→ **Source records**
- - - - -
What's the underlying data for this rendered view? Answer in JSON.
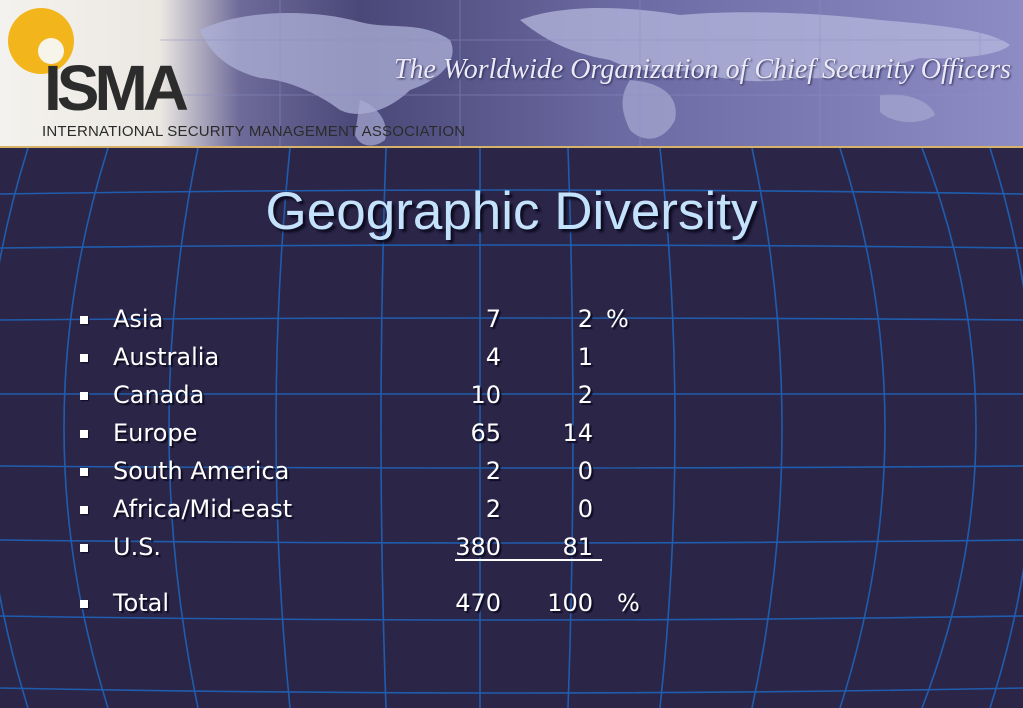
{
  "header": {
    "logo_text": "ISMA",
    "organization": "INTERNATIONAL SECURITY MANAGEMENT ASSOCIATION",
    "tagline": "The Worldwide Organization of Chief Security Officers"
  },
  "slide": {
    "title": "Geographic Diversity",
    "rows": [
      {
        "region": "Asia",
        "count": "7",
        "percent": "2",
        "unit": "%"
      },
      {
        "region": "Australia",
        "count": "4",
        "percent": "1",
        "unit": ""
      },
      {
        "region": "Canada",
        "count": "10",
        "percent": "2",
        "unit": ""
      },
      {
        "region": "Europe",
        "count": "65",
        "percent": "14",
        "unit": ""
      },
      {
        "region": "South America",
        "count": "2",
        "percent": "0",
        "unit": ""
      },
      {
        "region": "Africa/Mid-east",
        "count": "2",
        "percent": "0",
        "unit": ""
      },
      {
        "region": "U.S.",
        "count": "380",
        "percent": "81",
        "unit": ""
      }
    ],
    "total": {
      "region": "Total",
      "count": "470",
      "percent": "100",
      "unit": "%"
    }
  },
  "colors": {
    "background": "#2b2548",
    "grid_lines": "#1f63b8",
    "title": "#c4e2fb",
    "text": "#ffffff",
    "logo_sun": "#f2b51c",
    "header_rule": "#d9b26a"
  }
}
- - - - -
→ **Problem requirements**
Copy out each line word for word, please, skipping the images.

→ **Right answer**
What's the underlying data for this rendered view? Answer in JSON.
{
  "header": {
    "logo_text": "ISMA",
    "organization": "INTERNATIONAL SECURITY MANAGEMENT ASSOCIATION",
    "tagline": "The Worldwide Organization of Chief Security Officers"
  },
  "slide": {
    "title": "Geographic Diversity",
    "rows": [
      {
        "region": "Asia",
        "count": "7",
        "percent": "2",
        "unit": "%"
      },
      {
        "region": "Australia",
        "count": "4",
        "percent": "1",
        "unit": ""
      },
      {
        "region": "Canada",
        "count": "10",
        "percent": "2",
        "unit": ""
      },
      {
        "region": "Europe",
        "count": "65",
        "percent": "14",
        "unit": ""
      },
      {
        "region": "South America",
        "count": "2",
        "percent": "0",
        "unit": ""
      },
      {
        "region": "Africa/Mid-east",
        "count": "2",
        "percent": "0",
        "unit": ""
      },
      {
        "region": "U.S.",
        "count": "380",
        "percent": "81",
        "unit": ""
      }
    ],
    "total": {
      "region": "Total",
      "count": "470",
      "percent": "100",
      "unit": "%"
    }
  },
  "colors": {
    "background": "#2b2548",
    "grid_lines": "#1f63b8",
    "title": "#c4e2fb",
    "text": "#ffffff",
    "logo_sun": "#f2b51c",
    "header_rule": "#d9b26a"
  }
}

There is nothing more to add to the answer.